[Dataset start]

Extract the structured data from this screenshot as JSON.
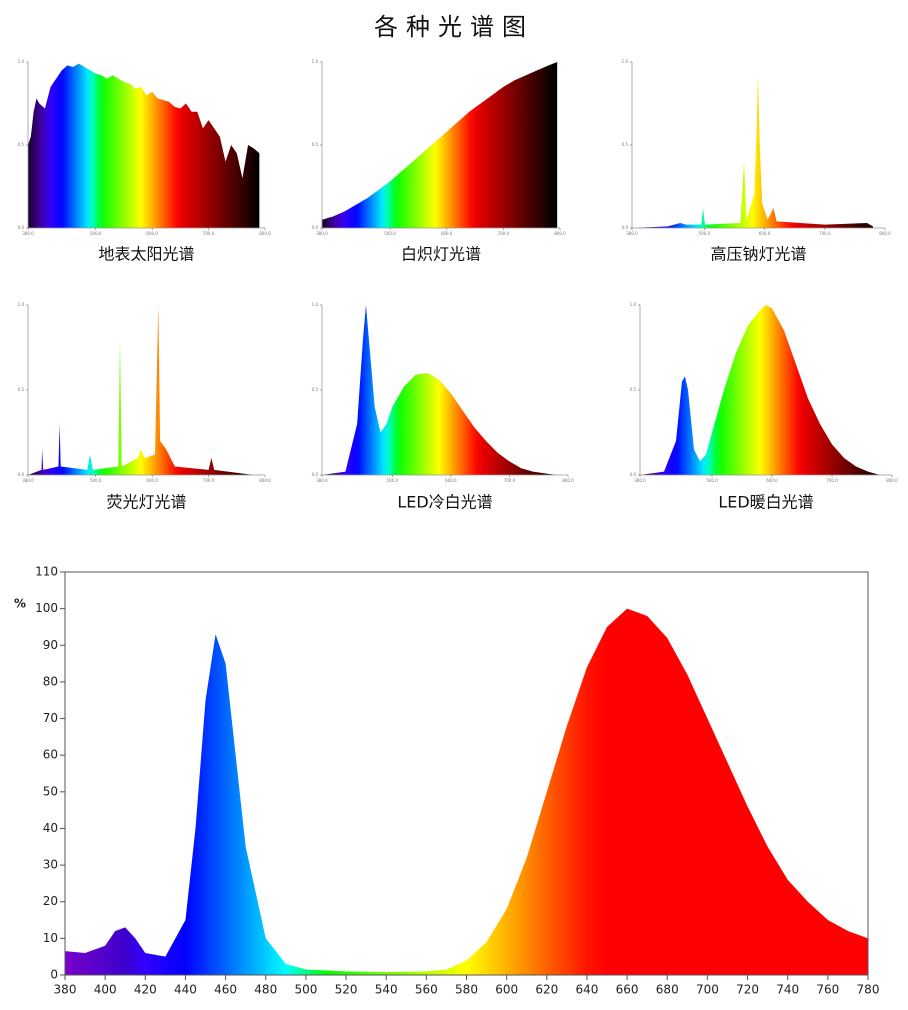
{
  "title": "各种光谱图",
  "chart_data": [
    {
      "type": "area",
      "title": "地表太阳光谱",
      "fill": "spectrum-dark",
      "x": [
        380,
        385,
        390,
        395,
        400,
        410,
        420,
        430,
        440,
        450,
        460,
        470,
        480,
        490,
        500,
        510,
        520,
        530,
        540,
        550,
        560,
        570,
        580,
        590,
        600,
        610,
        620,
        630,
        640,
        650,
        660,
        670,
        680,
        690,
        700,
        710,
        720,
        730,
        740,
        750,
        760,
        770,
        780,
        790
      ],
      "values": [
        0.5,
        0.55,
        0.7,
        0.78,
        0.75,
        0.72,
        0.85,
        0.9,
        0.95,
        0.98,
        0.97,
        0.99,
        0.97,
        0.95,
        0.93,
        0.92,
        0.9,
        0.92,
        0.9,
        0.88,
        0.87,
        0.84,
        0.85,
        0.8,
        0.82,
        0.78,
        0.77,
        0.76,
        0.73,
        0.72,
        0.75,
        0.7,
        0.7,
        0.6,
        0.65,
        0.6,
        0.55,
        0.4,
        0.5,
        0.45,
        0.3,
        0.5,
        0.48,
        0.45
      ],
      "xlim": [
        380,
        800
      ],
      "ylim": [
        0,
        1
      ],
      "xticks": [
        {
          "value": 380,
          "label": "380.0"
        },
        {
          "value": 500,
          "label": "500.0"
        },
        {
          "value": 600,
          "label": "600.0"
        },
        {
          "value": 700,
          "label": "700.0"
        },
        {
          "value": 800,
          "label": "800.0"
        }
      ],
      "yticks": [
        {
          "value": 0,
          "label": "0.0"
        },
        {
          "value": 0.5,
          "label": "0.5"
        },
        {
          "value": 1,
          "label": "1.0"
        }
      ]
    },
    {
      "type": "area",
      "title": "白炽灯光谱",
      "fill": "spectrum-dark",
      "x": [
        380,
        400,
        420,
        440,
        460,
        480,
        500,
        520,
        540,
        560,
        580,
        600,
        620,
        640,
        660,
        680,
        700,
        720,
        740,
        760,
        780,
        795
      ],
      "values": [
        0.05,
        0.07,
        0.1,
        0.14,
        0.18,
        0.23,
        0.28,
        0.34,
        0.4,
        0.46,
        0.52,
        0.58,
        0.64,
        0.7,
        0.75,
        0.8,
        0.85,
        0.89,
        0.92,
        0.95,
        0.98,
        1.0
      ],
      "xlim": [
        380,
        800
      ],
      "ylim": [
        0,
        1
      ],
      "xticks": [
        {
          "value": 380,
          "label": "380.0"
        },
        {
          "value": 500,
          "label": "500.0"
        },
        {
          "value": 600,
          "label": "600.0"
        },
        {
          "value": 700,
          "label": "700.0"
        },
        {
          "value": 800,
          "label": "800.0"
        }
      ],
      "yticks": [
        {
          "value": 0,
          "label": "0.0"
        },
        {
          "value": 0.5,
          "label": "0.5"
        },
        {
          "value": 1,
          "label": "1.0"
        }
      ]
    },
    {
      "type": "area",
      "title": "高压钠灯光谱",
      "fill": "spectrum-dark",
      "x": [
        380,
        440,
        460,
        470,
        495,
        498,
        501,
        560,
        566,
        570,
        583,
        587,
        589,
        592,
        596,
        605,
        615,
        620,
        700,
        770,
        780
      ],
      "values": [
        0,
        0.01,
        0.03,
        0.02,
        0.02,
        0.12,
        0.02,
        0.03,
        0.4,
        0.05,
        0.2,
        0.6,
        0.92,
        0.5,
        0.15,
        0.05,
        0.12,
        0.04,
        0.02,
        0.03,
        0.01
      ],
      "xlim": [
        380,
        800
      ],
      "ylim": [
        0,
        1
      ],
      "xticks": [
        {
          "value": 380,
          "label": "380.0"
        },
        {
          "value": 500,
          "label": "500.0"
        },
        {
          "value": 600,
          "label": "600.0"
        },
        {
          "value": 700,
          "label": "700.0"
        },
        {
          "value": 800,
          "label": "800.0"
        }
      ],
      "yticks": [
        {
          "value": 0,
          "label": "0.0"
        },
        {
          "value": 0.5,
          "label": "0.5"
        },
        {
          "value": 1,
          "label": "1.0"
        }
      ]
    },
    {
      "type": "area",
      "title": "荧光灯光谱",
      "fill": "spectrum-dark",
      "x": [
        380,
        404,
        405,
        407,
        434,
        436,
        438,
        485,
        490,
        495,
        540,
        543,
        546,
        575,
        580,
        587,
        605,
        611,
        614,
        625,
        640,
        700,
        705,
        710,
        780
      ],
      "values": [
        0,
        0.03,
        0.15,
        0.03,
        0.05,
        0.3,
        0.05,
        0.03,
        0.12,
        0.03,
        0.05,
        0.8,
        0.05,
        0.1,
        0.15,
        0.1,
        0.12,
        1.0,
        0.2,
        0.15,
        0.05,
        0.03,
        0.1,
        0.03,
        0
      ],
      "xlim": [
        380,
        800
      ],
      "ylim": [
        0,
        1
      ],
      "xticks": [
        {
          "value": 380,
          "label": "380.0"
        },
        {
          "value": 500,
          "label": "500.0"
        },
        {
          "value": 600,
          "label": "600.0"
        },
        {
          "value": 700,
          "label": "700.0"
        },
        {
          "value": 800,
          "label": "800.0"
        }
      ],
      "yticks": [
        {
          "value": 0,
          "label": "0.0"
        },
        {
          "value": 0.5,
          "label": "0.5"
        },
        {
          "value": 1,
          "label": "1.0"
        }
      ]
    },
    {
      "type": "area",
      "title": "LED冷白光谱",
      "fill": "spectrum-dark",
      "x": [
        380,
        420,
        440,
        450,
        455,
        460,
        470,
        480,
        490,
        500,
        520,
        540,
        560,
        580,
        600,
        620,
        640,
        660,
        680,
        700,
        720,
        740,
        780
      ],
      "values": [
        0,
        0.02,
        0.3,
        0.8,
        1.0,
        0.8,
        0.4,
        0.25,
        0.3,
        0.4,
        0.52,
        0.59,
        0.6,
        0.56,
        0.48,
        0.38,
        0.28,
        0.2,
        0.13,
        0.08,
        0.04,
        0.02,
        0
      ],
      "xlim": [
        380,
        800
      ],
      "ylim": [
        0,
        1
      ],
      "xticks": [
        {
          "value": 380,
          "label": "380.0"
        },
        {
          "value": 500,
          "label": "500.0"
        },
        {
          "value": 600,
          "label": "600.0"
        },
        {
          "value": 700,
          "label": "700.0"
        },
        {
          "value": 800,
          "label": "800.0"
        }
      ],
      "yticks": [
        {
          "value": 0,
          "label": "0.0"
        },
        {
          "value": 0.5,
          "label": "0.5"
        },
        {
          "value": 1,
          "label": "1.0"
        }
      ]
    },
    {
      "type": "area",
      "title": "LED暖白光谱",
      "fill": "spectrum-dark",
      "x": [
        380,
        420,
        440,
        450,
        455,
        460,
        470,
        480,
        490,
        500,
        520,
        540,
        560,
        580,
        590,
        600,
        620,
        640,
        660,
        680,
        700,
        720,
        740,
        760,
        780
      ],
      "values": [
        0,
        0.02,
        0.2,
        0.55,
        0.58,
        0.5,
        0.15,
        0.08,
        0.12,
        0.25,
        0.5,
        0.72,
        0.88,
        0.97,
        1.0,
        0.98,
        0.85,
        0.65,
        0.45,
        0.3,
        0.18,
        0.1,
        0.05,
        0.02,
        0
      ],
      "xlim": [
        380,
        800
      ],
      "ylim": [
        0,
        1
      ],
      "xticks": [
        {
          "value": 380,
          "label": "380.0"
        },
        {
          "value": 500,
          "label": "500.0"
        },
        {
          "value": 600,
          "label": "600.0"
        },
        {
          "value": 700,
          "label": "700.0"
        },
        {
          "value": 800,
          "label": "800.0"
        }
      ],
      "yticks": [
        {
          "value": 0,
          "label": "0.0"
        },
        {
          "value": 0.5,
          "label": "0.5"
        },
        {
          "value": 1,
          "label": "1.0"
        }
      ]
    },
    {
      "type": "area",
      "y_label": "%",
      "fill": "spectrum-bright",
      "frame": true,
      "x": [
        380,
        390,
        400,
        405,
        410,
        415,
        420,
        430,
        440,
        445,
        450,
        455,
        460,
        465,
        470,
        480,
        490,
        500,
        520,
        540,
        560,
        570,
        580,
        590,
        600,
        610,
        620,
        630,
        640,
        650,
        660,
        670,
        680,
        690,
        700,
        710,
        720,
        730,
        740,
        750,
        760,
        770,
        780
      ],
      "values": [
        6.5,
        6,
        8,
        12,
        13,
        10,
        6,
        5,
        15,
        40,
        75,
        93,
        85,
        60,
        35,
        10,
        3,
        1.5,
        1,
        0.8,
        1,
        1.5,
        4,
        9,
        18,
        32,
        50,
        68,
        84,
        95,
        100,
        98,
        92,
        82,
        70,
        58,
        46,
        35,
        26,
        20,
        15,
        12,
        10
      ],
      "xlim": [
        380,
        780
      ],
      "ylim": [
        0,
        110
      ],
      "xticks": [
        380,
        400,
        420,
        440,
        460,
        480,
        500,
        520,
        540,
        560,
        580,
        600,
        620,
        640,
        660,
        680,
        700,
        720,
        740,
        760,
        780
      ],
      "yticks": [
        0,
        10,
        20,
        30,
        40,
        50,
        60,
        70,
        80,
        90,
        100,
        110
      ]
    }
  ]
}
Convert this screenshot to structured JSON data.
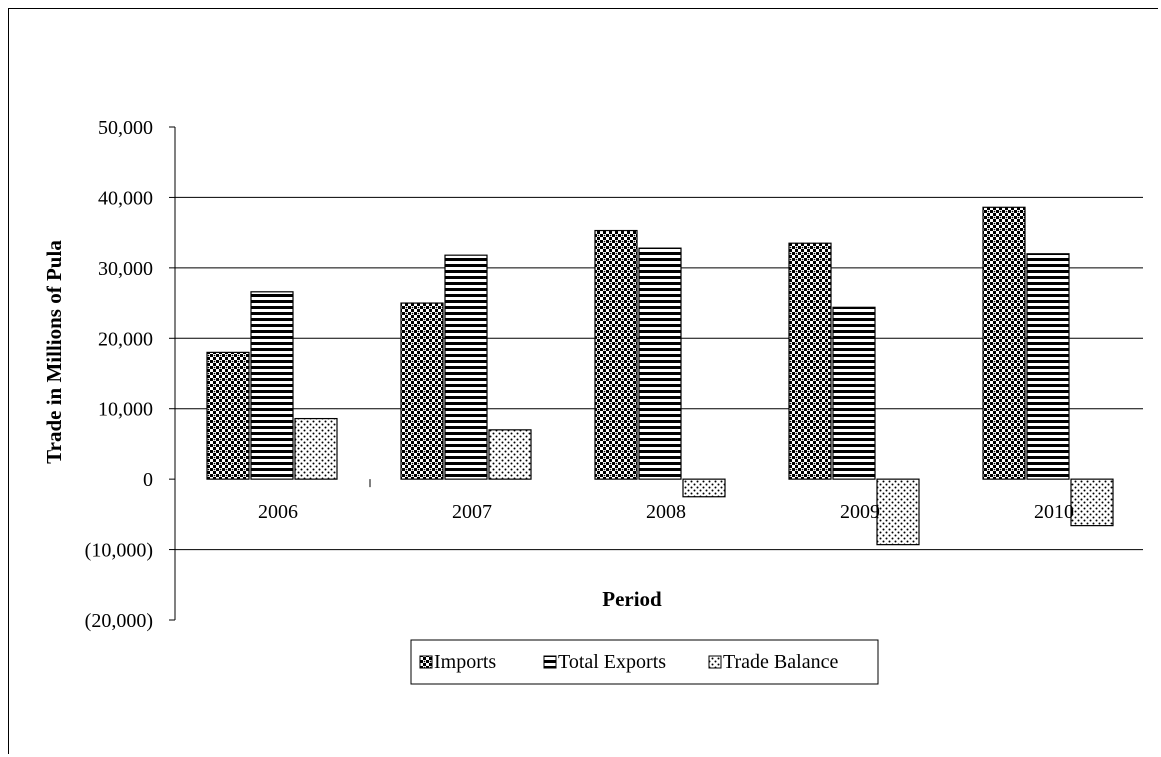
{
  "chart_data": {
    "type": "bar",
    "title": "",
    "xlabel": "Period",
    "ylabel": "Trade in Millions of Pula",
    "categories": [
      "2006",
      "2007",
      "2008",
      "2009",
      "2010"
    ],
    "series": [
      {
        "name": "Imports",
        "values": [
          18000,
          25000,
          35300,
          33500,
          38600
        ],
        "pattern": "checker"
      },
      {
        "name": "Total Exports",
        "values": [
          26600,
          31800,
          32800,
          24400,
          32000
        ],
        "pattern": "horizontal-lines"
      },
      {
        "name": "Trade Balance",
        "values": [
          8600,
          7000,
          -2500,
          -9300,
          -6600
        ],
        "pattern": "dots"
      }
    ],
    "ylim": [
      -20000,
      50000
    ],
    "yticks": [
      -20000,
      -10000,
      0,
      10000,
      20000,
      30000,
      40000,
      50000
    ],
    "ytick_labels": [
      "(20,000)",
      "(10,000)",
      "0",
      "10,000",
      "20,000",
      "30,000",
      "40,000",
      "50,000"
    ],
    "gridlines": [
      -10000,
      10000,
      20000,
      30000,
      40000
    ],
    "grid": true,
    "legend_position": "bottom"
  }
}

[Dataset end]

-- Written problem --
Report the count of lines in the entries that contain the string "screenshot", and nothing besides it.

-- Expected output --
2